# RECORD EXTRACTS
====================
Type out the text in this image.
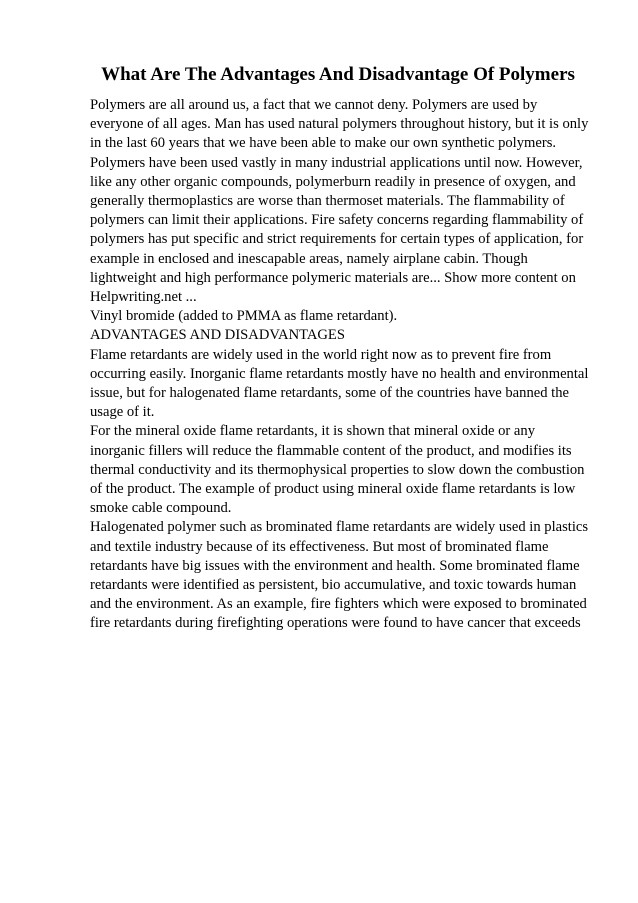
What Are The Advantages And Disadvantage Of Polymers

Polymers are all around us, a fact that we cannot deny. Polymers are used by everyone of all ages. Man has used natural polymers throughout history, but it is only in the last 60 years that we have been able to make our own synthetic polymers. Polymers have been used vastly in many industrial applications until now. However, like any other organic compounds, polymerburn readily in presence of oxygen, and generally thermoplastics are worse than thermoset materials. The flammability of polymers can limit their applications. Fire safety concerns regarding flammability of polymers has put specific and strict requirements for certain types of application, for example in enclosed and inescapable areas, namely airplane cabin. Though lightweight and high performance polymeric materials are... Show more content on Helpwriting.net ...

Vinyl bromide (added to PMMA as flame retardant).

ADVANTAGES AND DISADVANTAGES

Flame retardants are widely used in the world right now as to prevent fire from occurring easily. Inorganic flame retardants mostly have no health and environmental issue, but for halogenated flame retardants, some of the countries have banned the usage of it.

For the mineral oxide flame retardants, it is shown that mineral oxide or any inorganic fillers will reduce the flammable content of the product, and modifies its thermal conductivity and its thermophysical properties to slow down the combustion of the product. The example of product using mineral oxide flame retardants is low smoke cable compound.

Halogenated polymer such as brominated flame retardants are widely used in plastics and textile industry because of its effectiveness. But most of brominated flame retardants have big issues with the environment and health. Some brominated flame retardants were identified as persistent, bio accumulative, and toxic towards human and the environment. As an example, fire fighters which were exposed to brominated fire retardants during firefighting operations were found to have cancer that exceeds
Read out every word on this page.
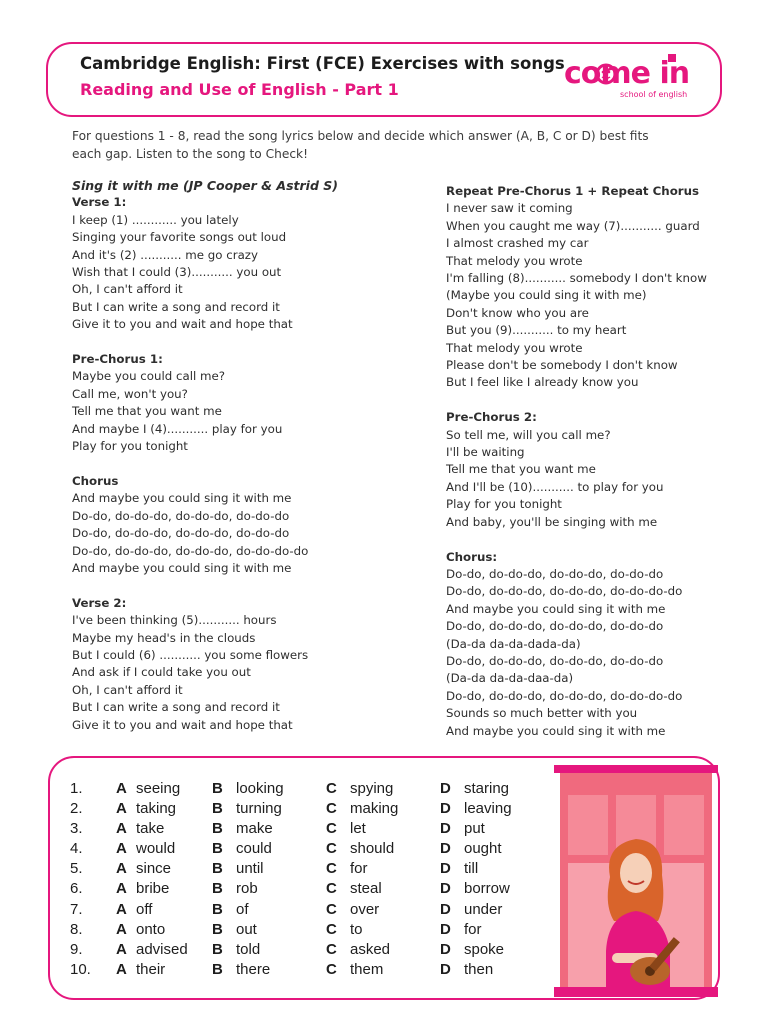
Cambridge English: First (FCE) Exercises with songs
Reading and Use of English - Part 1	come in
school of english
For questions 1 - 8, read the song lyrics below and decide which answer (A, B, C or D) best fits
each gap. Listen to the song to Check!
Sing it with me (JP Cooper & Astrid S)
Verse 1:
I keep (1) ............ you lately
Singing your favorite songs out loud
And it's (2) ........... me go crazy
Wish that I could (3)........... you out
Oh, I can't afford it
But I can write a song and record it
Give it to you and wait and hope that
Pre-Chorus 1:
Maybe you could call me?
Call me, won't you?
Tell me that you want me
And maybe I (4)........... play for you
Play for you tonight
Chorus
And maybe you could sing it with me
Do-do, do-do-do, do-do-do, do-do-do
Do-do, do-do-do, do-do-do, do-do-do
Do-do, do-do-do, do-do-do, do-do-do-do
And maybe you could sing it with me
Verse 2:
I've been thinking (5)........... hours
Maybe my head's in the clouds
But I could (6) ........... you some flowers
And ask if I could take you out
Oh, I can't afford it
But I can write a song and record it
Give it to you and wait and hope that
Repeat Pre-Chorus 1 + Repeat Chorus
I never saw it coming
When you caught me way (7)........... guard
I almost crashed my car
That melody you wrote
I'm falling (8)........... somebody I don't know
(Maybe you could sing it with me)
Don't know who you are
But you (9)........... to my heart
That melody you wrote
Please don't be somebody I don't know
But I feel like I already know you
Pre-Chorus 2:
So tell me, will you call me?
I'll be waiting
Tell me that you want me
And I'll be (10)........... to play for you
Play for you tonight
And baby, you'll be singing with me
Chorus:
Do-do, do-do-do, do-do-do, do-do-do
Do-do, do-do-do, do-do-do, do-do-do-do
And maybe you could sing it with me
Do-do, do-do-do, do-do-do, do-do-do
(Da-da da-da-dada-da)
Do-do, do-do-do, do-do-do, do-do-do
(Da-da da-da-daa-da)
Do-do, do-do-do, do-do-do, do-do-do-do
Sounds so much better with you
And maybe you could sing it with me
1. A seeing B looking	C spying	D staring
2. A taking B turning	C making	D leaving
3. A take	B make	C let	D put
4. A would B could	C should	D ought
5. A since	B until	C for	D till
6. A bribe	B rob	C steal	D borrow
7. A off	B of	C over	D under
8. A onto	B out	C to	D for
9. A advised B told	C asked	D spoke
10. A their	B there	C them	D then
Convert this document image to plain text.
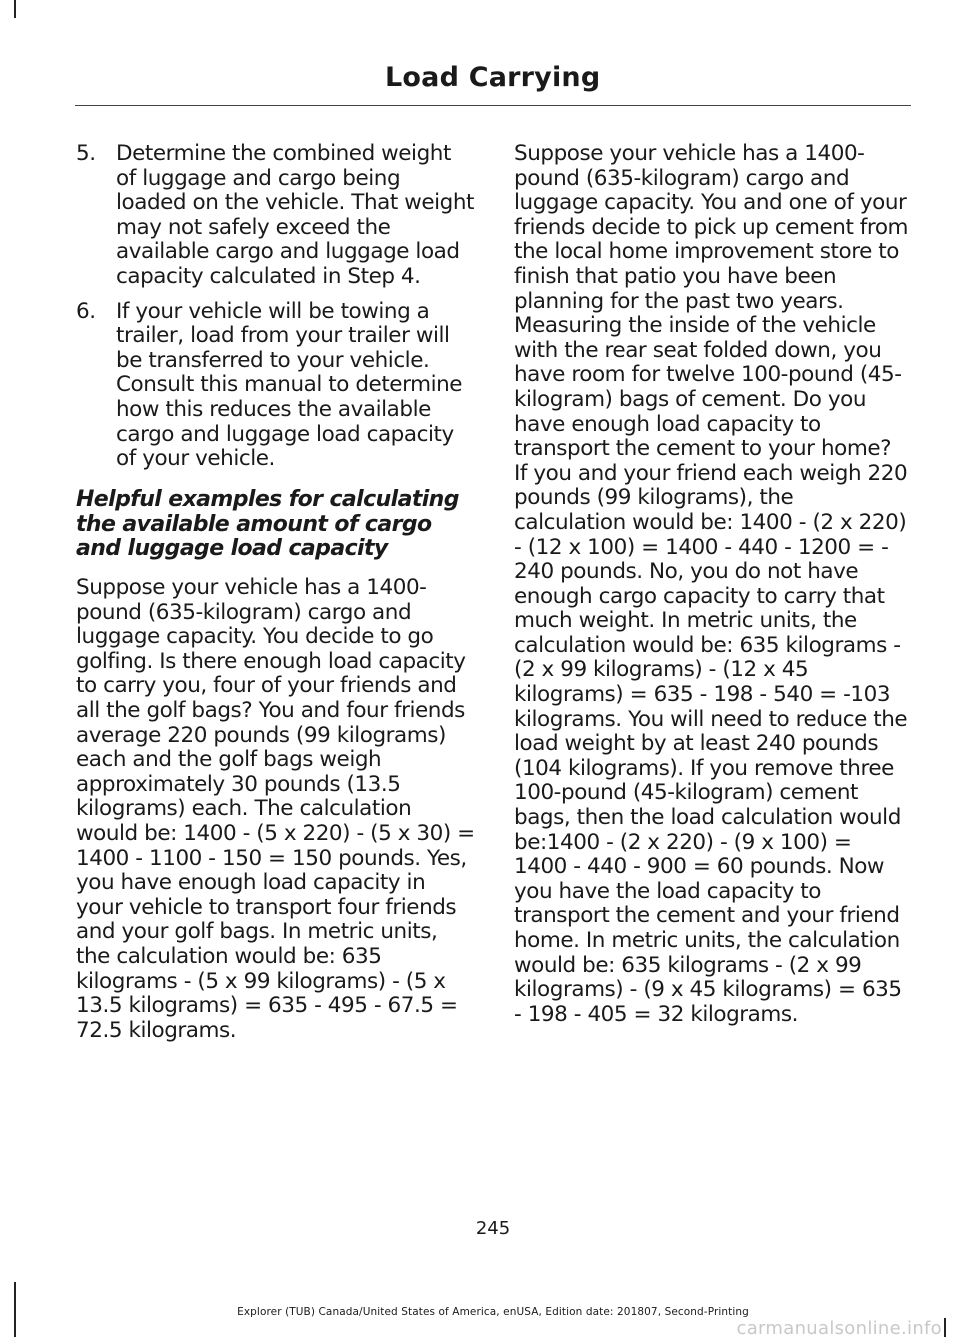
Load Carrying
5. Determine the combined weight of luggage and cargo being loaded on the vehicle. That weight may not safely exceed the available cargo and luggage load capacity calculated in Step 4.
6. If your vehicle will be towing a trailer, load from your trailer will be transferred to your vehicle. Consult this manual to determine how this reduces the available cargo and luggage load capacity of your vehicle.
Helpful examples for calculating the available amount of cargo and luggage load capacity

Suppose your vehicle has a 1400-pound (635-kilogram) cargo and luggage capacity. You decide to go golfing. Is there enough load capacity to carry you, four of your friends and all the golf bags? You and four friends average 220 pounds (99 kilograms) each and the golf bags weigh approximately 30 pounds (13.5 kilograms) each. The calculation would be: 1400 - (5 x 220) - (5 x 30) = 1400 - 1100 - 150 = 150 pounds. Yes, you have enough load capacity in your vehicle to transport four friends and your golf bags. In metric units, the calculation would be: 635 kilograms - (5 x 99 kilograms) - (5 x 13.5 kilograms) = 635 - 495 - 67.5 = 72.5 kilograms.

Suppose your vehicle has a 1400-pound (635-kilogram) cargo and luggage capacity. You and one of your friends decide to pick up cement from the local home improvement store to finish that patio you have been planning for the past two years. Measuring the inside of the vehicle with the rear seat folded down, you have room for twelve 100-pound (45-kilogram) bags of cement. Do you have enough load capacity to transport the cement to your home? If you and your friend each weigh 220 pounds (99 kilograms), the calculation would be: 1400 - (2 x 220) - (12 x 100) = 1400 - 440 - 1200 = - 240 pounds. No, you do not have enough cargo capacity to carry that much weight. In metric units, the calculation would be: 635 kilograms - (2 x 99 kilograms) - (12 x 45 kilograms) = 635 - 198 - 540 = -103 kilograms. You will need to reduce the load weight by at least 240 pounds (104 kilograms). If you remove three 100-pound (45-kilogram) cement bags, then the load calculation would be:1400 - (2 x 220) - (9 x 100) = 1400 - 440 - 900 = 60 pounds. Now you have the load capacity to transport the cement and your friend home. In metric units, the calculation would be: 635 kilograms - (2 x 99 kilograms) - (9 x 45 kilograms) = 635 - 198 - 405 = 32 kilograms.

245
Explorer (TUB) Canada/United States of America, enUSA, Edition date: 201807, Second-Printing
carmanualsonline.info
====================
# AIM OF THE EXERCISE
Pictures stay out of the copy; please restate every record above exactly.

# FINAL RESULT
Type out the text in this image.
What Are The Advantages And Disadvantage Of Polymers

Polymers are all around us, a fact that we cannot deny. Polymers are used by everyone of all ages. Man has used natural polymers throughout history, but it is only in the last 60 years that we have been able to make our own synthetic polymers. Polymers have been used vastly in many industrial applications until now. However, like any other organic compounds, polymerburn readily in presence of oxygen, and generally thermoplastics are worse than thermoset materials. The flammability of polymers can limit their applications. Fire safety concerns regarding flammability of polymers has put specific and strict requirements for certain types of application, for example in enclosed and inescapable areas, namely airplane cabin. Though lightweight and high performance polymeric materials are... Show more content on Helpwriting.net ...

Vinyl bromide (added to PMMA as flame retardant).

ADVANTAGES AND DISADVANTAGES

Flame retardants are widely used in the world right now as to prevent fire from occurring easily. Inorganic flame retardants mostly have no health and environmental issue, but for halogenated flame retardants, some of the countries have banned the usage of it.

For the mineral oxide flame retardants, it is shown that mineral oxide or any inorganic fillers will reduce the flammable content of the product, and modifies its thermal conductivity and its thermophysical properties to slow down the combustion of the product. The example of product using mineral oxide flame retardants is low smoke cable compound.

Halogenated polymer such as brominated flame retardants are widely used in plastics and textile industry because of its effectiveness. But most of brominated flame retardants have big issues with the environment and health. Some brominated flame retardants were identified as persistent, bio accumulative, and toxic towards human and the environment. As an example, fire fighters which were exposed to brominated fire retardants during firefighting operations were found to have cancer that exceeds
Read out every word on this page.
Cambridge English: First (FCE) Exercises with songs
Reading and Use of English - Part 1	come in
school of english
For questions 1 - 8, read the song lyrics below and decide which answer (A, B, C or D) best fits
each gap. Listen to the song to Check!
Sing it with me (JP Cooper & Astrid S)
Verse 1:
I keep (1) ............ you lately
Singing your favorite songs out loud
And it's (2) ........... me go crazy
Wish that I could (3)........... you out
Oh, I can't afford it
But I can write a song and record it
Give it to you and wait and hope that
Pre-Chorus 1:
Maybe you could call me?
Call me, won't you?
Tell me that you want me
And maybe I (4)........... play for you
Play for you tonight
Chorus
And maybe you could sing it with me
Do-do, do-do-do, do-do-do, do-do-do
Do-do, do-do-do, do-do-do, do-do-do
Do-do, do-do-do, do-do-do, do-do-do-do
And maybe you could sing it with me
Verse 2:
I've been thinking (5)........... hours
Maybe my head's in the clouds
But I could (6) ........... you some flowers
And ask if I could take you out
Oh, I can't afford it
But I can write a song and record it
Give it to you and wait and hope that
Repeat Pre-Chorus 1 + Repeat Chorus
I never saw it coming
When you caught me way (7)........... guard
I almost crashed my car
That melody you wrote
I'm falling (8)........... somebody I don't know
(Maybe you could sing it with me)
Don't know who you are
But you (9)........... to my heart
That melody you wrote
Please don't be somebody I don't know
But I feel like I already know you
Pre-Chorus 2:
So tell me, will you call me?
I'll be waiting
Tell me that you want me
And I'll be (10)........... to play for you
Play for you tonight
And baby, you'll be singing with me
Chorus:
Do-do, do-do-do, do-do-do, do-do-do
Do-do, do-do-do, do-do-do, do-do-do-do
And maybe you could sing it with me
Do-do, do-do-do, do-do-do, do-do-do
(Da-da da-da-dada-da)
Do-do, do-do-do, do-do-do, do-do-do
(Da-da da-da-daa-da)
Do-do, do-do-do, do-do-do, do-do-do-do
Sounds so much better with you
And maybe you could sing it with me
1. A seeing B looking	C spying	D staring
2. A taking B turning	C making	D leaving
3. A take	B make	C let	D put
4. A would B could	C should	D ought
5. A since	B until	C for	D till
6. A bribe	B rob	C steal	D borrow
7. A off	B of	C over	D under
8. A onto	B out	C to	D for
9. A advised B told	C asked	D spoke
10. A their	B there	C them	D then
Convert this document image to plain text.
Load Carrying
5. Determine the combined weight of luggage and cargo being loaded on the vehicle. That weight may not safely exceed the available cargo and luggage load capacity calculated in Step 4.
6. If your vehicle will be towing a trailer, load from your trailer will be transferred to your vehicle. Consult this manual to determine how this reduces the available cargo and luggage load capacity of your vehicle.
Helpful examples for calculating the available amount of cargo and luggage load capacity

Suppose your vehicle has a 1400-pound (635-kilogram) cargo and luggage capacity. You decide to go golfing. Is there enough load capacity to carry you, four of your friends and all the golf bags? You and four friends average 220 pounds (99 kilograms) each and the golf bags weigh approximately 30 pounds (13.5 kilograms) each. The calculation would be: 1400 - (5 x 220) - (5 x 30) = 1400 - 1100 - 150 = 150 pounds. Yes, you have enough load capacity in your vehicle to transport four friends and your golf bags. In metric units, the calculation would be: 635 kilograms - (5 x 99 kilograms) - (5 x 13.5 kilograms) = 635 - 495 - 67.5 = 72.5 kilograms.

Suppose your vehicle has a 1400-pound (635-kilogram) cargo and luggage capacity. You and one of your friends decide to pick up cement from the local home improvement store to finish that patio you have been planning for the past two years. Measuring the inside of the vehicle with the rear seat folded down, you have room for twelve 100-pound (45-kilogram) bags of cement. Do you have enough load capacity to transport the cement to your home? If you and your friend each weigh 220 pounds (99 kilograms), the calculation would be: 1400 - (2 x 220) - (12 x 100) = 1400 - 440 - 1200 = - 240 pounds. No, you do not have enough cargo capacity to carry that much weight. In metric units, the calculation would be: 635 kilograms - (2 x 99 kilograms) - (12 x 45 kilograms) = 635 - 198 - 540 = -103 kilograms. You will need to reduce the load weight by at least 240 pounds (104 kilograms). If you remove three 100-pound (45-kilogram) cement bags, then the load calculation would be:1400 - (2 x 220) - (9 x 100) = 1400 - 440 - 900 = 60 pounds. Now you have the load capacity to transport the cement and your friend home. In metric units, the calculation would be: 635 kilograms - (2 x 99 kilograms) - (9 x 45 kilograms) = 635 - 198 - 405 = 32 kilograms.

245
Explorer (TUB) Canada/United States of America, enUSA, Edition date: 201807, Second-Printing
carmanualsonline.info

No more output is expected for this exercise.